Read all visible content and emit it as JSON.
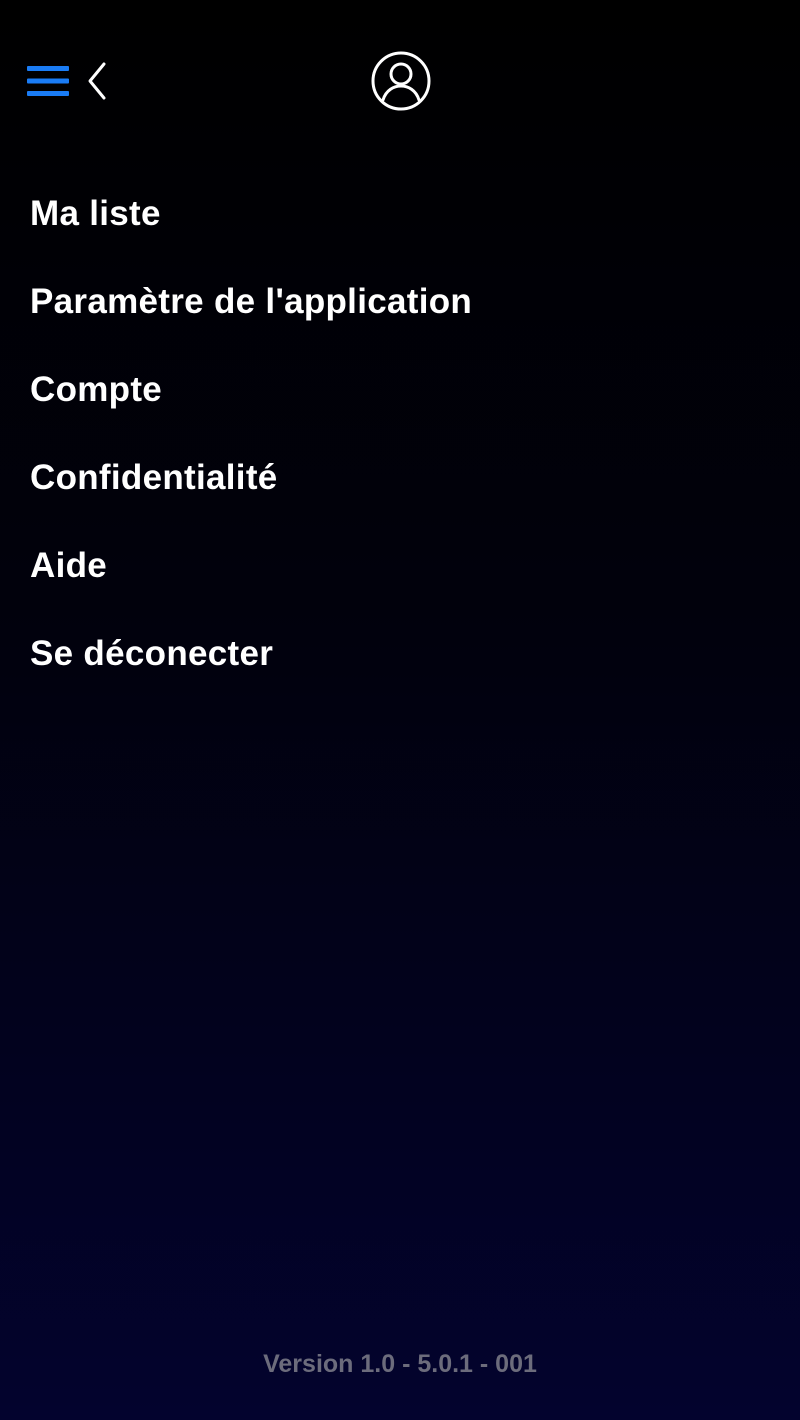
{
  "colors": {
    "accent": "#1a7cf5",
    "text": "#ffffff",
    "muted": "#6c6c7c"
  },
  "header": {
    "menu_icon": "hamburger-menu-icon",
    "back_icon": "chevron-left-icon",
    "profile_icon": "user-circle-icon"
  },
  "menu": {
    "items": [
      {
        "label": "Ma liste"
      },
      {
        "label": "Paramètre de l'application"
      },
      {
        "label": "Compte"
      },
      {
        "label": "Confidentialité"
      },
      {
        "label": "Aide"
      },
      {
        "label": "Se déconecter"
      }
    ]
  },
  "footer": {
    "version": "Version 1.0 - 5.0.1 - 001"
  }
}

Task objective =
Lines containing the word "icon" must all be returned from the material above.

Result for this exercise =
    "menu_icon": "hamburger-menu-icon",
    "back_icon": "chevron-left-icon",
    "profile_icon": "user-circle-icon"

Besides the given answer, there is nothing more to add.